Say how many lines contain the string "Pozycje". Give no other output.

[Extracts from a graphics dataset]
- - - - - - -

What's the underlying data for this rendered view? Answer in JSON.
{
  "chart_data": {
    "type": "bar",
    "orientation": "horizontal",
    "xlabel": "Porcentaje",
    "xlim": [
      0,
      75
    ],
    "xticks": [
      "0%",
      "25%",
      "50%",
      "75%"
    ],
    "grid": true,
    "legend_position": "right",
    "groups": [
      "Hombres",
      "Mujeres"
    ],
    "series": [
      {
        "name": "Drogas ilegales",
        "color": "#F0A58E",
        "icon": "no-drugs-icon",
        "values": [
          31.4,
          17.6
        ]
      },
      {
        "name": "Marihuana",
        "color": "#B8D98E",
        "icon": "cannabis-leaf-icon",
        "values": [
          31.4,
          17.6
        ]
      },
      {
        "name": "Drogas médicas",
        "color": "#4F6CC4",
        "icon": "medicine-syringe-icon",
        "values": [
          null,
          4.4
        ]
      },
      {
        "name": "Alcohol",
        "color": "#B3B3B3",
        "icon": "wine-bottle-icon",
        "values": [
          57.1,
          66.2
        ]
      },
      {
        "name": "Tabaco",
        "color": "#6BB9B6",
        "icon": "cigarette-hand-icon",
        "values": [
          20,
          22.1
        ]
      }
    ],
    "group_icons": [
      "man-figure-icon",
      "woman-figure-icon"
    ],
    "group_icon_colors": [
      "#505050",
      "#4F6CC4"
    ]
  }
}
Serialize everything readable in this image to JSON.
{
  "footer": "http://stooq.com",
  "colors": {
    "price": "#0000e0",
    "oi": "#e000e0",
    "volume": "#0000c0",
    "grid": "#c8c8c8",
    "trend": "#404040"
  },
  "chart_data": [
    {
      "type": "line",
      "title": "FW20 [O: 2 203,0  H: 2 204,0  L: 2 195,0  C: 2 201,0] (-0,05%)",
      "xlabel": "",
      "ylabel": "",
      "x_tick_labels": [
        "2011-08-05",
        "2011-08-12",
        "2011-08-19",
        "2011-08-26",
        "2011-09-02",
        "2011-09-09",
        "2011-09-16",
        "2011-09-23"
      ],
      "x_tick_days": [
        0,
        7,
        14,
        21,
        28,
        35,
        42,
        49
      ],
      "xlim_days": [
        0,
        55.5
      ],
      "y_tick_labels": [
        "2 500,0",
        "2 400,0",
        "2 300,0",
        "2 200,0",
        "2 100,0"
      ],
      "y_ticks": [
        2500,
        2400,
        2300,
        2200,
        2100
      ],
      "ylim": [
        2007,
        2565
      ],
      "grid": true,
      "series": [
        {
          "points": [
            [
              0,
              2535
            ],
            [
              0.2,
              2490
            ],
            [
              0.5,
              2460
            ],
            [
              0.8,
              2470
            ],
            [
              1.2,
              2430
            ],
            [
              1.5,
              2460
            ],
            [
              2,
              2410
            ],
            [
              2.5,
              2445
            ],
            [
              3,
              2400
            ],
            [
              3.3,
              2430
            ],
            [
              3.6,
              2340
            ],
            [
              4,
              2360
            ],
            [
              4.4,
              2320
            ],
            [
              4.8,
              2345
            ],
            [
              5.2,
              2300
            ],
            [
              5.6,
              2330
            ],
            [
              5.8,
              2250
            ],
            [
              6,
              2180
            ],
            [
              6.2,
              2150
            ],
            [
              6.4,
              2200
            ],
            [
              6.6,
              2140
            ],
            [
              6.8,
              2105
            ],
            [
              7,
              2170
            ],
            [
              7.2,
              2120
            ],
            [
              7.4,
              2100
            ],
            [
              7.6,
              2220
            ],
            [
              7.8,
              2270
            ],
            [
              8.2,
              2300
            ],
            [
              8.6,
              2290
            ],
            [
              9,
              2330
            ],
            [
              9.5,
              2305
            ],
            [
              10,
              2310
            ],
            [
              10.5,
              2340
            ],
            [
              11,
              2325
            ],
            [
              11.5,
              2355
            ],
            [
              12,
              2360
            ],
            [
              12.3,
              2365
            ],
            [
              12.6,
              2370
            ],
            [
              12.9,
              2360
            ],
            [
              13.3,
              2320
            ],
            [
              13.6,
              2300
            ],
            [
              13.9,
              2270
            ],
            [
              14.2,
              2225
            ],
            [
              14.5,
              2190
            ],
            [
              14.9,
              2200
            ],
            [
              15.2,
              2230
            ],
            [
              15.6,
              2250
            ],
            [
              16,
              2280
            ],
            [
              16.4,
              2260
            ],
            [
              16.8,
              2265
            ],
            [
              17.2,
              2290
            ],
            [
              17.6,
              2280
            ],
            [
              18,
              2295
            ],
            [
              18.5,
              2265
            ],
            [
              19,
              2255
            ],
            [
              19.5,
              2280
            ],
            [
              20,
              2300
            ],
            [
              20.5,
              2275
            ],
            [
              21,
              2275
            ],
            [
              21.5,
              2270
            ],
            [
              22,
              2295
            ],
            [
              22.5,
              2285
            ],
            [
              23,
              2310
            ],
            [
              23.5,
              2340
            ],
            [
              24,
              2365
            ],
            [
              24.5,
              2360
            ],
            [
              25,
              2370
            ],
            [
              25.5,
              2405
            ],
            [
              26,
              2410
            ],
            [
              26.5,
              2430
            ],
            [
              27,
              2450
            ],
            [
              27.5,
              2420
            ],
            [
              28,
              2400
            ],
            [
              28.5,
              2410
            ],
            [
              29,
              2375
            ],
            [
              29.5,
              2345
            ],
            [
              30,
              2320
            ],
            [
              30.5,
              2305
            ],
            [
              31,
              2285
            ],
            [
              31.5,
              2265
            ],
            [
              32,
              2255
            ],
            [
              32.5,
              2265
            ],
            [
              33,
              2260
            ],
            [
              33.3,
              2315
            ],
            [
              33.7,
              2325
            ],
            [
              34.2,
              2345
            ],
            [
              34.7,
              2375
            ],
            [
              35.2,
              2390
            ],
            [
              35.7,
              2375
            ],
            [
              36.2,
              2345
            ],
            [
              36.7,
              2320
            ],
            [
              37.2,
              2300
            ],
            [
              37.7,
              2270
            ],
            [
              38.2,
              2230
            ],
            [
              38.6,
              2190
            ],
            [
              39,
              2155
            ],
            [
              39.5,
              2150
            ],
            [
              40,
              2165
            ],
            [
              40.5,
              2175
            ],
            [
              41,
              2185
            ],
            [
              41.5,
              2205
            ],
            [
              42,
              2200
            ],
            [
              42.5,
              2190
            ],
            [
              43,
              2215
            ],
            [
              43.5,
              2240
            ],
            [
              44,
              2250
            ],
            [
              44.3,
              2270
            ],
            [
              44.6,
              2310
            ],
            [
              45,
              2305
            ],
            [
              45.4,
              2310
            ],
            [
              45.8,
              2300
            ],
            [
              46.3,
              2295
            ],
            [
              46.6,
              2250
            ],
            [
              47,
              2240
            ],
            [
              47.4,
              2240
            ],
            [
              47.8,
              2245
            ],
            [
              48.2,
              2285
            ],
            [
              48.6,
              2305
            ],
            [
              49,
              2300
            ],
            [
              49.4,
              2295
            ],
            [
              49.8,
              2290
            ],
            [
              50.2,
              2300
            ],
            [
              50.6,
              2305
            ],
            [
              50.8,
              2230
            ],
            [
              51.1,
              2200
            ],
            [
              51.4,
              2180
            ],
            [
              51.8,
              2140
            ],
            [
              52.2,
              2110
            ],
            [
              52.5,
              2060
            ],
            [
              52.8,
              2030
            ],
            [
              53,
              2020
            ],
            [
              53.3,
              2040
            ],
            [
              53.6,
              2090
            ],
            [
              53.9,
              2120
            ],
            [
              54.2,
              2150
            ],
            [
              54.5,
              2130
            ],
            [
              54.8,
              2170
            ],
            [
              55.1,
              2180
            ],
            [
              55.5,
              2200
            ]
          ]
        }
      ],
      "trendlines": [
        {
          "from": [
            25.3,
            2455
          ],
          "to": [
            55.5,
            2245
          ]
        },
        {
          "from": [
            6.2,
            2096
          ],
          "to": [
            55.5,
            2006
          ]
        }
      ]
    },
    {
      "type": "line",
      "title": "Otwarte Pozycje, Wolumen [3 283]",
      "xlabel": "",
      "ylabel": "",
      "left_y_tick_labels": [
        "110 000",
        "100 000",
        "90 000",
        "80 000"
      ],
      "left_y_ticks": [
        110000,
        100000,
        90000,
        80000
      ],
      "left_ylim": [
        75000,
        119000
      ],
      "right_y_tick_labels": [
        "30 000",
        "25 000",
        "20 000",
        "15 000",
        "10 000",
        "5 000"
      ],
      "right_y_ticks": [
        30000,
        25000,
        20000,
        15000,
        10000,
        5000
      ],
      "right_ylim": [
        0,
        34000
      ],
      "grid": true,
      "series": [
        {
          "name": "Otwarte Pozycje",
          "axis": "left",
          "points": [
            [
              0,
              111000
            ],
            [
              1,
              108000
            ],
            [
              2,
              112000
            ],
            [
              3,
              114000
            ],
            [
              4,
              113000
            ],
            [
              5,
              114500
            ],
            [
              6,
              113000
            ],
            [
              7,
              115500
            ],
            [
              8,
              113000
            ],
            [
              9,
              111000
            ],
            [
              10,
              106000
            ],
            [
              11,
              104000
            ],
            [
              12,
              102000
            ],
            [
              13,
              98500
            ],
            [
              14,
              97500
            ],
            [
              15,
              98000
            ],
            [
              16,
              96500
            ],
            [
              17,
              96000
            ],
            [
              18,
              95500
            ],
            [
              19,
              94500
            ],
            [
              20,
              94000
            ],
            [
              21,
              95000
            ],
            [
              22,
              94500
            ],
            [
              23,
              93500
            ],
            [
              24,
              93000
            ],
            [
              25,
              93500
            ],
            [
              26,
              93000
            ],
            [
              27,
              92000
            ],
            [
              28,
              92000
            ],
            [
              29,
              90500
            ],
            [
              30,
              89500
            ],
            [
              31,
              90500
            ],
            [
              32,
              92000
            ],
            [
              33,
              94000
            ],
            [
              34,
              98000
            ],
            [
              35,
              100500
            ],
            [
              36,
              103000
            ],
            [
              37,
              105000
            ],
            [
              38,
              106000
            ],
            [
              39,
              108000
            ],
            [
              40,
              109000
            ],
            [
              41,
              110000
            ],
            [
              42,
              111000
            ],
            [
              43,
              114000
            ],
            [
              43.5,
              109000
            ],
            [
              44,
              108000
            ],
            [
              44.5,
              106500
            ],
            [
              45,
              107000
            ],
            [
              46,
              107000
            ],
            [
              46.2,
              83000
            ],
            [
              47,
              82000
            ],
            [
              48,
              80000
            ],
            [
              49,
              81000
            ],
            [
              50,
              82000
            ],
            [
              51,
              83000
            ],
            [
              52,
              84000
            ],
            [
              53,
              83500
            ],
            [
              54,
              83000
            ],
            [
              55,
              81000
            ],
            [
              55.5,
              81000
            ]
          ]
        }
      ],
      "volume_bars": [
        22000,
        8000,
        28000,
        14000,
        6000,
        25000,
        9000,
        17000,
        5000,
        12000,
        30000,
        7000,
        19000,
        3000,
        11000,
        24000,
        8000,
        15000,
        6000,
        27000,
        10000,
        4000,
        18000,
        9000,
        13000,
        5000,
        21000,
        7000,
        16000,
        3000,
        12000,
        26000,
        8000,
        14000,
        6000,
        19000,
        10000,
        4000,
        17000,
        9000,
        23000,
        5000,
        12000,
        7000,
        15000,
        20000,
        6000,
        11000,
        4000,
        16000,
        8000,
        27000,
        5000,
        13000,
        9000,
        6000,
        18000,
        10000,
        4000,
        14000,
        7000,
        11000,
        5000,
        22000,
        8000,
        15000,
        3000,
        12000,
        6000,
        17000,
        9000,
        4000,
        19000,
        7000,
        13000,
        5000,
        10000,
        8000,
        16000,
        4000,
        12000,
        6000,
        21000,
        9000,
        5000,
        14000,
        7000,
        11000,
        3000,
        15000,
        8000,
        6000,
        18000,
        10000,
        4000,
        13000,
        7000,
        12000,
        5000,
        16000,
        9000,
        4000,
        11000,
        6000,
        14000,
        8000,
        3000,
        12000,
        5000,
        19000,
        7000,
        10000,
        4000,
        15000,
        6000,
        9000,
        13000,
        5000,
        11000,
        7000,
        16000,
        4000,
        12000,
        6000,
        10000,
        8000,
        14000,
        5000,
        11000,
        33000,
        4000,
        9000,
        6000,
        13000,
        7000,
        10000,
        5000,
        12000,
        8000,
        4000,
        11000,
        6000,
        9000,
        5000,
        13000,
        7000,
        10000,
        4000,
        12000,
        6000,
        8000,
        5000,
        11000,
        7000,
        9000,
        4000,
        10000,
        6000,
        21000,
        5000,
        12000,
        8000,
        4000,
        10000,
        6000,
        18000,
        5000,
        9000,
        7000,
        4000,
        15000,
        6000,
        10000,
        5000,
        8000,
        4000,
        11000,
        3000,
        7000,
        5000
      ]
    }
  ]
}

- - - - - - -

The response:
2